Only the lines holding the string "labels" are needed. Copy each one.

— RECORD LIST —
▽

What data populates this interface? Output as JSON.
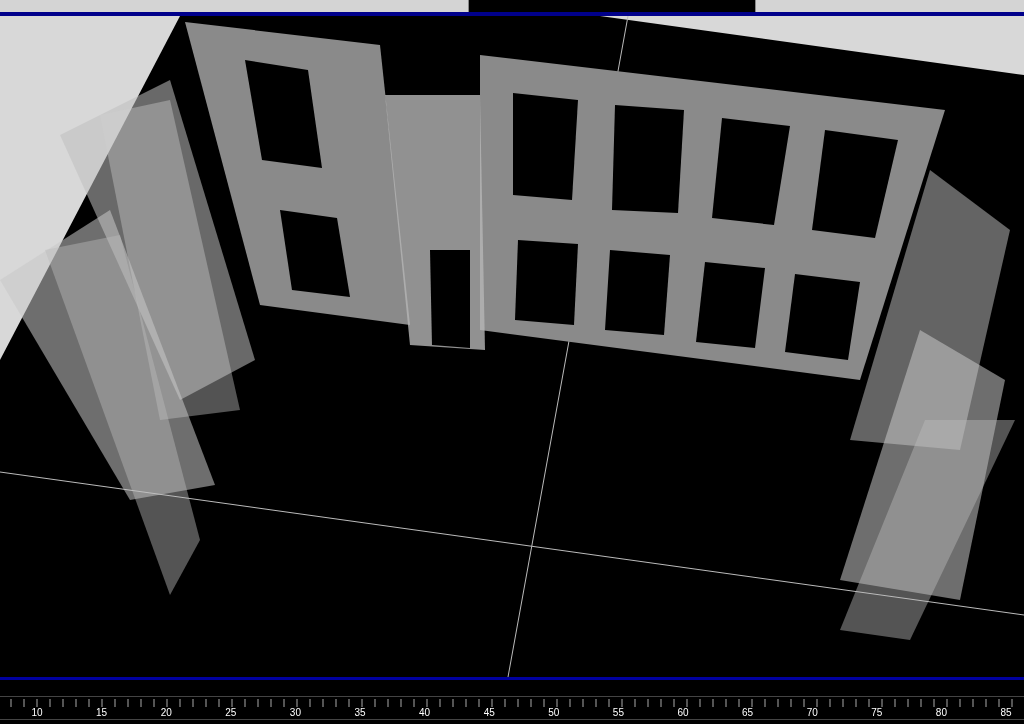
{
  "timeline": {
    "labels": [
      "10",
      "15",
      "20",
      "25",
      "30",
      "35",
      "40",
      "45",
      "50",
      "55",
      "60",
      "65",
      "70",
      "75",
      "80",
      "85"
    ]
  }
}
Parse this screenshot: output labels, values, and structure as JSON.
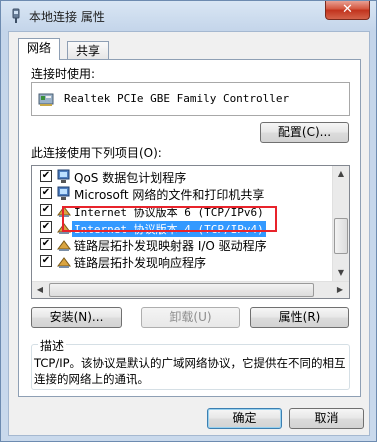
{
  "window": {
    "title": "本地连接 属性",
    "close_glyph": "✕"
  },
  "tabs": [
    {
      "label": "网络"
    },
    {
      "label": "共享"
    }
  ],
  "connect_using_label": "连接时使用:",
  "adapter_name": "Realtek PCIe GBE Family Controller",
  "configure_button": "配置(C)...",
  "items_label": "此连接使用下列项目(O):",
  "items": [
    {
      "label": "QoS 数据包计划程序",
      "checked": true,
      "icon": "network-client-icon"
    },
    {
      "label": "Microsoft 网络的文件和打印机共享",
      "checked": true,
      "icon": "network-client-icon"
    },
    {
      "label": "Internet 协议版本 6 (TCP/IPv6)",
      "checked": true,
      "icon": "protocol-icon"
    },
    {
      "label": "Internet 协议版本 4 (TCP/IPv4)",
      "checked": true,
      "icon": "protocol-icon",
      "selected": true
    },
    {
      "label": "链路层拓扑发现映射器 I/O 驱动程序",
      "checked": true,
      "icon": "protocol-icon"
    },
    {
      "label": "链路层拓扑发现响应程序",
      "checked": true,
      "icon": "protocol-icon"
    }
  ],
  "buttons": {
    "install": "安装(N)...",
    "uninstall": "卸载(U)",
    "properties": "属性(R)",
    "ok": "确定",
    "cancel": "取消"
  },
  "description": {
    "legend": "描述",
    "text": "TCP/IP。该协议是默认的广域网络协议，它提供在不同的相互连接的网络上的通讯。"
  },
  "colors": {
    "selection": "#3399ff",
    "highlight_box": "#e8232b",
    "close_button": "#c1321c"
  }
}
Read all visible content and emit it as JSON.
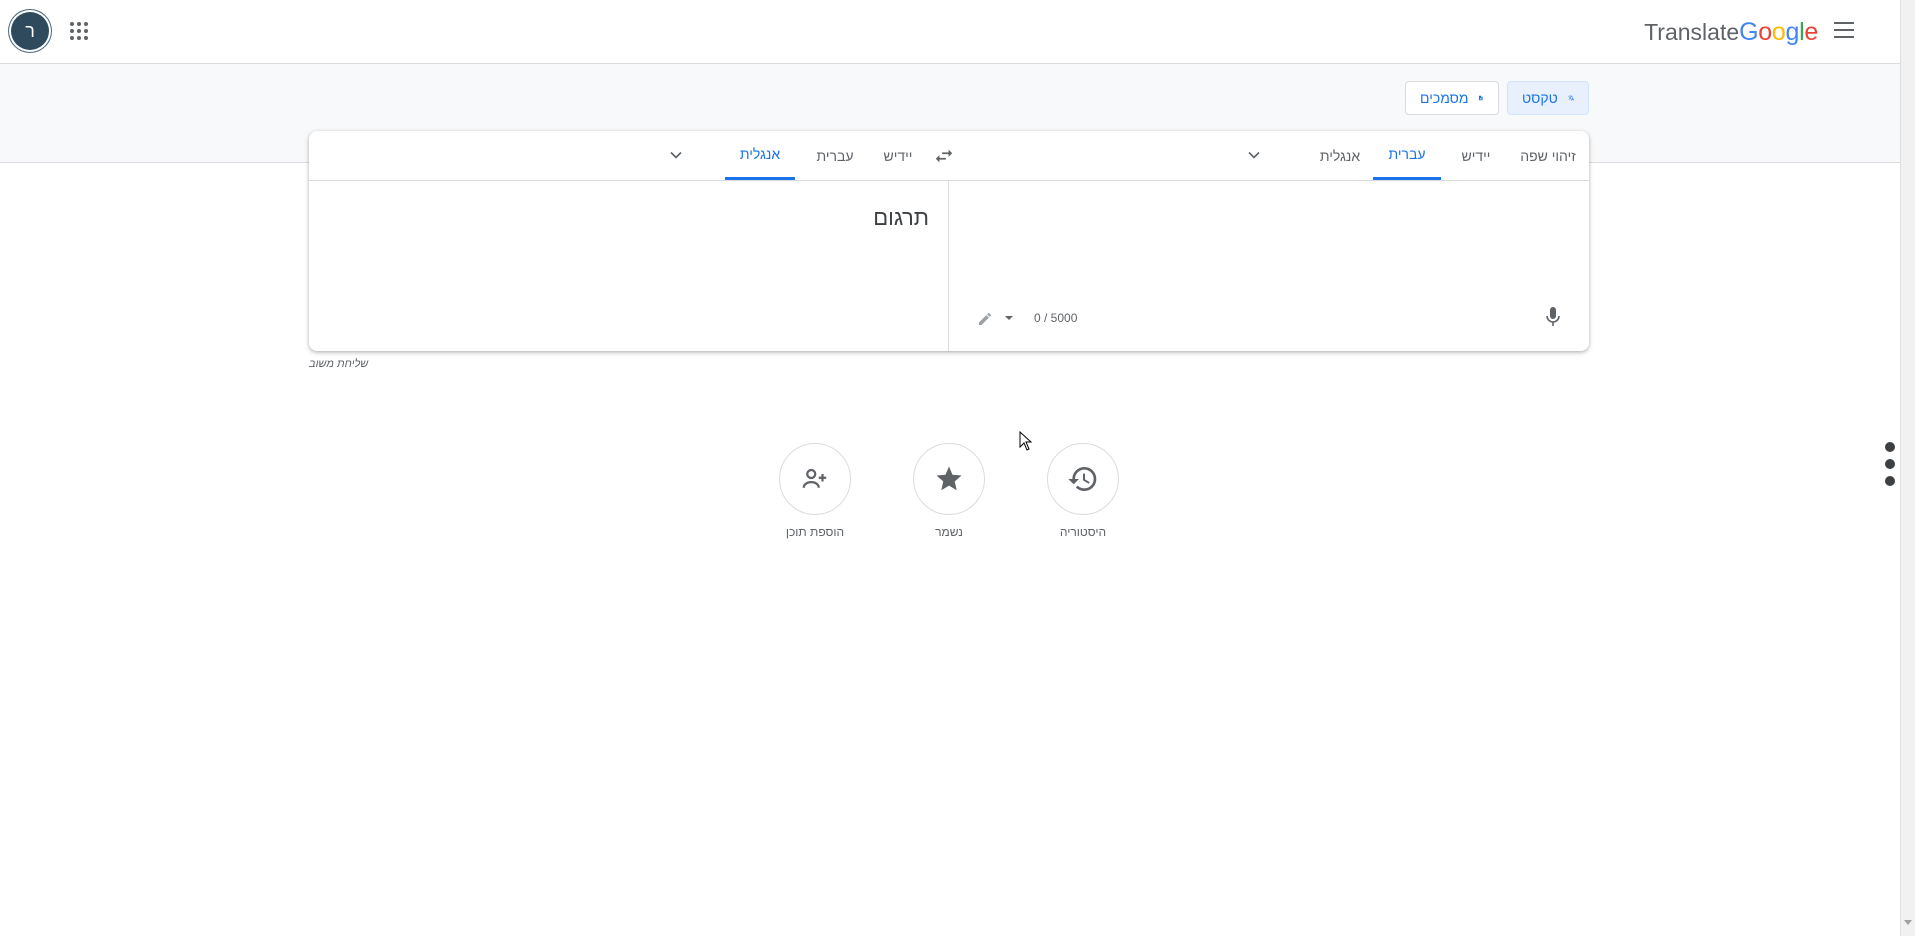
{
  "header": {
    "avatar_letter": "ר",
    "logo_word": "Translate",
    "logo_brand": [
      "G",
      "o",
      "o",
      "g",
      "l",
      "e"
    ],
    "logo_colors": [
      "#4285f4",
      "#ea4335",
      "#fbbc05",
      "#4285f4",
      "#34a853",
      "#ea4335"
    ]
  },
  "modes": {
    "text_label": "טקסט",
    "documents_label": "מסמכים"
  },
  "source_langs": {
    "detect": "זיהוי שפה",
    "yiddish": "יידיש",
    "hebrew": "עברית",
    "english": "אנגלית",
    "selected": "עברית"
  },
  "target_langs": {
    "yiddish": "יידיש",
    "hebrew": "עברית",
    "english": "אנגלית",
    "selected": "אנגלית"
  },
  "target": {
    "placeholder": "תרגום"
  },
  "source": {
    "counter": "0 / 5000"
  },
  "feedback_label": "שליחת משוב",
  "quick_actions": {
    "history": "היסטוריה",
    "saved": "נשמר",
    "contribute": "הוספת תוכן"
  },
  "colors": {
    "accent": "#1a73e8",
    "icon_gray": "#5f6368"
  },
  "icons": {
    "menu": "hamburger-menu-icon",
    "apps": "apps-grid-icon",
    "translate": "translate-icon",
    "document": "document-icon",
    "swap": "swap-arrows-icon",
    "mic": "microphone-icon",
    "pencil": "pencil-icon",
    "history": "history-icon",
    "saved": "star-icon",
    "contribute": "contribute-people-icon"
  }
}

△

— WORKED ANSWER —
    "labels": [
Parse this screenshot: output labels, values, and structure as JSON.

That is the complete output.